* Problem
All lines in the data bearing the string "الاطلاع" should be identified and copied.

* Data records
════════

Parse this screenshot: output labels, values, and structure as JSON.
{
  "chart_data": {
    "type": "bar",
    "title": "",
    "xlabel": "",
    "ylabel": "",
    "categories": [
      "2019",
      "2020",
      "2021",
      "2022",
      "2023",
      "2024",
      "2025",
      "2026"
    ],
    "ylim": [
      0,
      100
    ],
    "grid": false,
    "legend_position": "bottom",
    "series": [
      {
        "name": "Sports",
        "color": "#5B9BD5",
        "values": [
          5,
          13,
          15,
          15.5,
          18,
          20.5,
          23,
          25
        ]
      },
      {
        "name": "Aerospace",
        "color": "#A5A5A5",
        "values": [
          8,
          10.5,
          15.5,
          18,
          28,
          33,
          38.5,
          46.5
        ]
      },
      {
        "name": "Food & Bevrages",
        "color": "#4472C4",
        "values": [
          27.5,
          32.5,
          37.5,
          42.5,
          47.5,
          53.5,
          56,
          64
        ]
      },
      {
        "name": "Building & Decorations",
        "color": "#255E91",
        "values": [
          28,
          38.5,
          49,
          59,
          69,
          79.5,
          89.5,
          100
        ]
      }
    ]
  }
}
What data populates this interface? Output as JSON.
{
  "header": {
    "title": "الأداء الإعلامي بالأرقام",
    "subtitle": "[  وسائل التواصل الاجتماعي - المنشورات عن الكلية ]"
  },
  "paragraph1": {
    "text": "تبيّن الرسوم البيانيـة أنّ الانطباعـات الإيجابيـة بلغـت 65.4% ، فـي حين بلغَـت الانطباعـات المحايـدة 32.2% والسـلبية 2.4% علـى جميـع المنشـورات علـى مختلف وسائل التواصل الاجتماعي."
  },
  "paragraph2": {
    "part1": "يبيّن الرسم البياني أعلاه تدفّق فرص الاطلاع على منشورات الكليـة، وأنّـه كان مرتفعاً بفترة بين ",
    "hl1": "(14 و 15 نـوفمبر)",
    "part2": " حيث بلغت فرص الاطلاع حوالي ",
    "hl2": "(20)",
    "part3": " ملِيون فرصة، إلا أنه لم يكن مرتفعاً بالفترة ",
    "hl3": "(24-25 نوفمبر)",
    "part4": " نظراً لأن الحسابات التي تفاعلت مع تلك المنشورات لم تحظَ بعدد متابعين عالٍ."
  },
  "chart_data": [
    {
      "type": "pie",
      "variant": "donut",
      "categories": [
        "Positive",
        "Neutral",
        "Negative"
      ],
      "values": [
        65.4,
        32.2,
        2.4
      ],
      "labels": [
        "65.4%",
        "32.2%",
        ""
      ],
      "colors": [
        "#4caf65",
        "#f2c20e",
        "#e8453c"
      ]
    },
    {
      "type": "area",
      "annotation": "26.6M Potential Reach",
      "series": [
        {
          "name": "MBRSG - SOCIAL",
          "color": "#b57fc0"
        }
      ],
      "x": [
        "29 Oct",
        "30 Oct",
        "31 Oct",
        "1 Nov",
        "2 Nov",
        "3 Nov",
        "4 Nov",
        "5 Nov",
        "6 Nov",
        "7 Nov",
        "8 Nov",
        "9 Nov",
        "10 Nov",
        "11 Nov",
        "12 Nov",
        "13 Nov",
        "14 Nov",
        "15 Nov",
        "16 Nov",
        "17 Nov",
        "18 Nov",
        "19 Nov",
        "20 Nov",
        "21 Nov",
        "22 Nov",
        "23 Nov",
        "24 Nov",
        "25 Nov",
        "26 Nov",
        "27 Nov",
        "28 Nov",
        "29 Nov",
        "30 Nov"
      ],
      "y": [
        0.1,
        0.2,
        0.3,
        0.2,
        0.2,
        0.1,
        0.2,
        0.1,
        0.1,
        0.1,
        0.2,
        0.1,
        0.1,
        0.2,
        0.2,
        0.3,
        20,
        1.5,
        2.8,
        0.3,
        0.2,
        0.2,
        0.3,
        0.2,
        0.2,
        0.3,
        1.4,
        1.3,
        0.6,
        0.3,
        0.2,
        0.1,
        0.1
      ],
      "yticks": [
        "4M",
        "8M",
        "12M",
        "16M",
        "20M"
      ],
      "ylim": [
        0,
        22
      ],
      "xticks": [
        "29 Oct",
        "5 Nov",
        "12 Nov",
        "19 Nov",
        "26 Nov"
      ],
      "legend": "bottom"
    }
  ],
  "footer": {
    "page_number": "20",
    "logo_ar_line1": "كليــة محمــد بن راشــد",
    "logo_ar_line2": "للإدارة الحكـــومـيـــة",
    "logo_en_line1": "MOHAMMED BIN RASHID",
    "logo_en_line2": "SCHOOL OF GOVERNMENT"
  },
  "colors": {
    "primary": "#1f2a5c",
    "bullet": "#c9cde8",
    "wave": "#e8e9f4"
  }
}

════════

* Task output
    "part1": "يبيّن الرسم البياني أعلاه تدفّق فرص الاطلاع على منشورات الكليـة، وأنّـه كان مرتفعاً بفترة بين ",
    "part2": " حيث بلغت فرص الاطلاع حوالي ",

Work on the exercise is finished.